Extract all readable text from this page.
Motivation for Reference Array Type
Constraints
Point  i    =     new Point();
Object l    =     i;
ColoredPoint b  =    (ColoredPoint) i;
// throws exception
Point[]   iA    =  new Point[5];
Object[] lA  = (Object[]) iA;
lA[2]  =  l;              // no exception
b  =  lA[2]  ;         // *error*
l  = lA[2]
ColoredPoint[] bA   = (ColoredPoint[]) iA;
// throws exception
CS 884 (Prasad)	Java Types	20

___

Copy out all of the data exactly, leaving nothing out.

ANSWER TO THIS EXERCISE
Extract all readable text from this page.
Motivation for Reference Array Type
Constraints
Point  i    =     new Point();
Object l    =     i;
ColoredPoint b  =    (ColoredPoint) i;
// throws exception
Point[]   iA    =  new Point[5];
Object[] lA  = (Object[]) iA;
lA[2]  =  l;              // no exception
b  =  lA[2]  ;         // *error*
l  = lA[2]
ColoredPoint[] bA   = (ColoredPoint[]) iA;
// throws exception
CS 884 (Prasad)	Java Types	20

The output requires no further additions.